The task: Only a number is wanted: how many lines of the entries include the string "required"?

------------------------------------------------

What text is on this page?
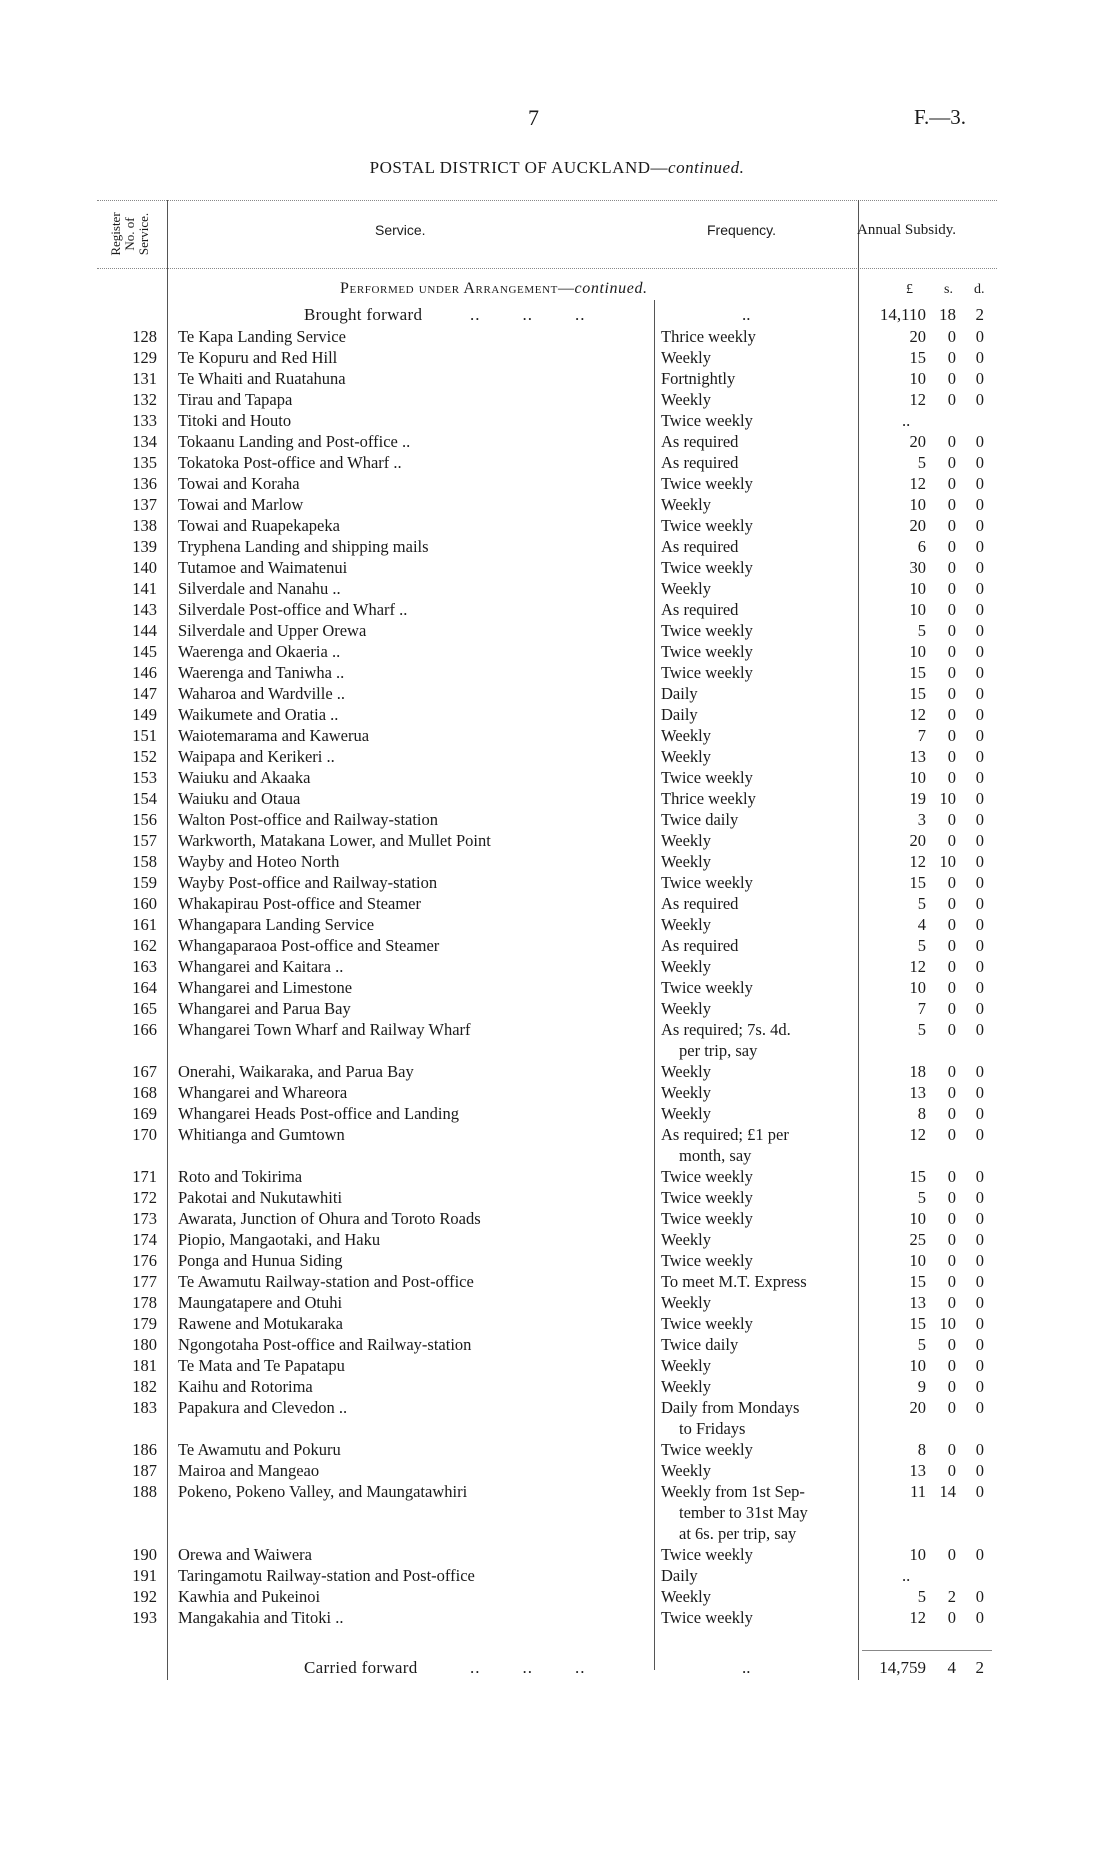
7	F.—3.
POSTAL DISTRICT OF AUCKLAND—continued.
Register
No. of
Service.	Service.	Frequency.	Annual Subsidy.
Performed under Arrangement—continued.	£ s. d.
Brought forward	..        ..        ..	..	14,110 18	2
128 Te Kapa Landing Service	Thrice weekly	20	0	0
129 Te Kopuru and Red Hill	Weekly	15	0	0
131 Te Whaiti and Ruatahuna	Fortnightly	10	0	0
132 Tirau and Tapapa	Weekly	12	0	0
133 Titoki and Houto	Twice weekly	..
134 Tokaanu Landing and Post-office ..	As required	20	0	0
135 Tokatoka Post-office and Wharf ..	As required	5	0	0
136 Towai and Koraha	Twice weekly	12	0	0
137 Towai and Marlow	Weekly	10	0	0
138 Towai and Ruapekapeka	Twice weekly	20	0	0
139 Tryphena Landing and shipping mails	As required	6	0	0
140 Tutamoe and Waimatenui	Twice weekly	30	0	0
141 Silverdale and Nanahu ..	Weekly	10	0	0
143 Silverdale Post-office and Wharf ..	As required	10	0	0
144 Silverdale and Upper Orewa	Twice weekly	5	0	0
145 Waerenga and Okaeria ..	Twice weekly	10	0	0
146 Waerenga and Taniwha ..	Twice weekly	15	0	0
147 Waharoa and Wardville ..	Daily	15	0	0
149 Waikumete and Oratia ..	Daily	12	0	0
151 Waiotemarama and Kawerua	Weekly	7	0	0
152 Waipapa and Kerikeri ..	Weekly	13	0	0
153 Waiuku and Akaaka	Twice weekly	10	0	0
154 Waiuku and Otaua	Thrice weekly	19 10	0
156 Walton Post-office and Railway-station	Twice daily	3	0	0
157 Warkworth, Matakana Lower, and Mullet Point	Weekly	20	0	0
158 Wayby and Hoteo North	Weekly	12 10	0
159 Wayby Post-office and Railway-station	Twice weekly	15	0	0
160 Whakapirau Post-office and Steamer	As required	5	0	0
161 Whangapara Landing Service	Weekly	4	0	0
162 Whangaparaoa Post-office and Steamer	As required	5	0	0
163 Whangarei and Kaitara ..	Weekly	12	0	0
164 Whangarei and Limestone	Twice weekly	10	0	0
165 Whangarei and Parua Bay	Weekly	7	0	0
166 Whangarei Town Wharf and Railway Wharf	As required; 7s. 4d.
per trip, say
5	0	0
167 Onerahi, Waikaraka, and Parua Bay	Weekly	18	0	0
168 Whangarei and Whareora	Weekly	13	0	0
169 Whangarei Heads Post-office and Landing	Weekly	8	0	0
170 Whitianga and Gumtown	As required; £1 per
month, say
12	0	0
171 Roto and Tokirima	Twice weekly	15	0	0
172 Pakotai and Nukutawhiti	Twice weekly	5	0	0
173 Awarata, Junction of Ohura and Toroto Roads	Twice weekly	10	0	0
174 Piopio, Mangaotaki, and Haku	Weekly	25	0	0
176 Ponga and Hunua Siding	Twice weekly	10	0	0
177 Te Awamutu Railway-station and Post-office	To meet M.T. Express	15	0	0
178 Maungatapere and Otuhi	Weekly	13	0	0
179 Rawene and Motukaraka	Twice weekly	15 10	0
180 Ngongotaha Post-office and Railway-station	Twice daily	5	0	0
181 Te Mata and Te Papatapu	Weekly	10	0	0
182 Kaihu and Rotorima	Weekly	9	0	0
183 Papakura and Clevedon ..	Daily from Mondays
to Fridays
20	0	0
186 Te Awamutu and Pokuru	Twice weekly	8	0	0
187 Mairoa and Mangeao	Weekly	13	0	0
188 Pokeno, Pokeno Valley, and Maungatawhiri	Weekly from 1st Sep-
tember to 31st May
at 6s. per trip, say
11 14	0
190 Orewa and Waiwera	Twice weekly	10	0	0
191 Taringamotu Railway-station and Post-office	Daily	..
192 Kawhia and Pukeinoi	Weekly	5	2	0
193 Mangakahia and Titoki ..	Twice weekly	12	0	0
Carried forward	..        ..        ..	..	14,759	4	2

------------------------------------------------

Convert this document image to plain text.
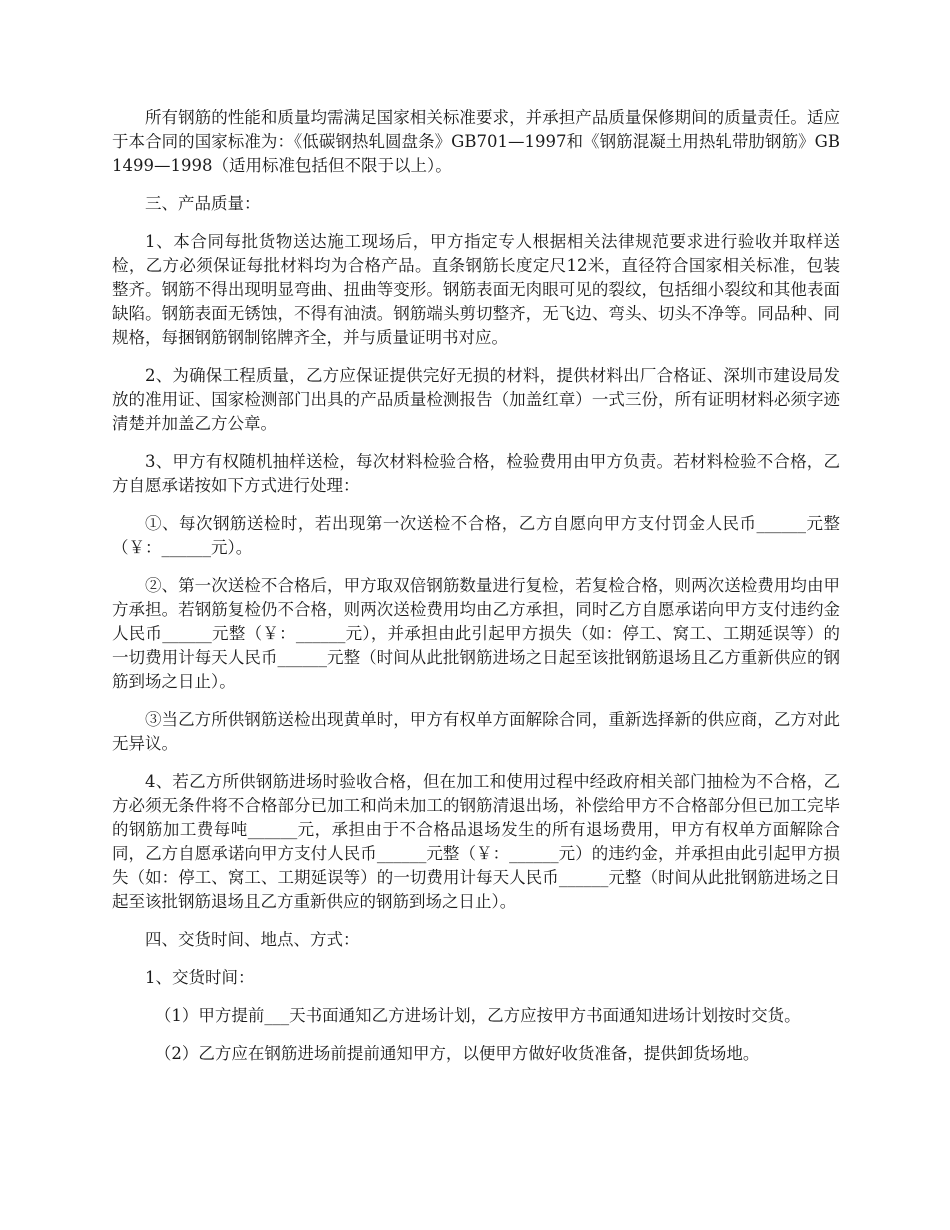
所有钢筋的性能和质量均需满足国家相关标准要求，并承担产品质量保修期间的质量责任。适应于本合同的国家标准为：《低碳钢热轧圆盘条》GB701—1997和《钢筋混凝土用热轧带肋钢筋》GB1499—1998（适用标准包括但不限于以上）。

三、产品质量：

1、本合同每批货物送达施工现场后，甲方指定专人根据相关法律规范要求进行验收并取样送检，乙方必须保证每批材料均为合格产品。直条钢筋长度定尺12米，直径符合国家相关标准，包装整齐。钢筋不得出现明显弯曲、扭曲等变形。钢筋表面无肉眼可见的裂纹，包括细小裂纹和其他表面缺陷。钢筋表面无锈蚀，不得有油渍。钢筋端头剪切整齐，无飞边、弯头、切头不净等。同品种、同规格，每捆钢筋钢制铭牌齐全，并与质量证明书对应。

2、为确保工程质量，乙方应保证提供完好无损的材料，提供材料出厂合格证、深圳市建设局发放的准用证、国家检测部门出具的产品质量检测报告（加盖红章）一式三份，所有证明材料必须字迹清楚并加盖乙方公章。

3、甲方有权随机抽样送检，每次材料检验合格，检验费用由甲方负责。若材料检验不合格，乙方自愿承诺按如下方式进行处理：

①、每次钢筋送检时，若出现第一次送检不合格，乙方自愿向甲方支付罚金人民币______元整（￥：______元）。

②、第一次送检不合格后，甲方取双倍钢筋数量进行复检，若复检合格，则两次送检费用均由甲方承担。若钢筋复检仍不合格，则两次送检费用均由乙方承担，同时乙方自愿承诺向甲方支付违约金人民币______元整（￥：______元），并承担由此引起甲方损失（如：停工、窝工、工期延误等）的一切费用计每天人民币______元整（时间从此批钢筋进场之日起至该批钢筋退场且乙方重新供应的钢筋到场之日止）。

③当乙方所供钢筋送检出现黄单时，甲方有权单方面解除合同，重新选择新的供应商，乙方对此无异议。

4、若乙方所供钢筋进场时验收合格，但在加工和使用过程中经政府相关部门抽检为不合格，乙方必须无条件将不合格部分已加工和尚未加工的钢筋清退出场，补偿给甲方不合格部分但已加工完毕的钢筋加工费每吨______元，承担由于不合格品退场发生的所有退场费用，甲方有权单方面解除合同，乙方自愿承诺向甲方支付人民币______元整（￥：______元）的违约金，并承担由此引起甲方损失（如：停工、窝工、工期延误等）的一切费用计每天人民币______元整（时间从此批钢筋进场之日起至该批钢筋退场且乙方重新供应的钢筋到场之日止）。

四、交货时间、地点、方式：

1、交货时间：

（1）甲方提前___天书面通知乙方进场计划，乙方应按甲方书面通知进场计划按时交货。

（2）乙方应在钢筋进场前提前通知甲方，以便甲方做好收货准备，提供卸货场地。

------------------------------------------------

Correct result: 8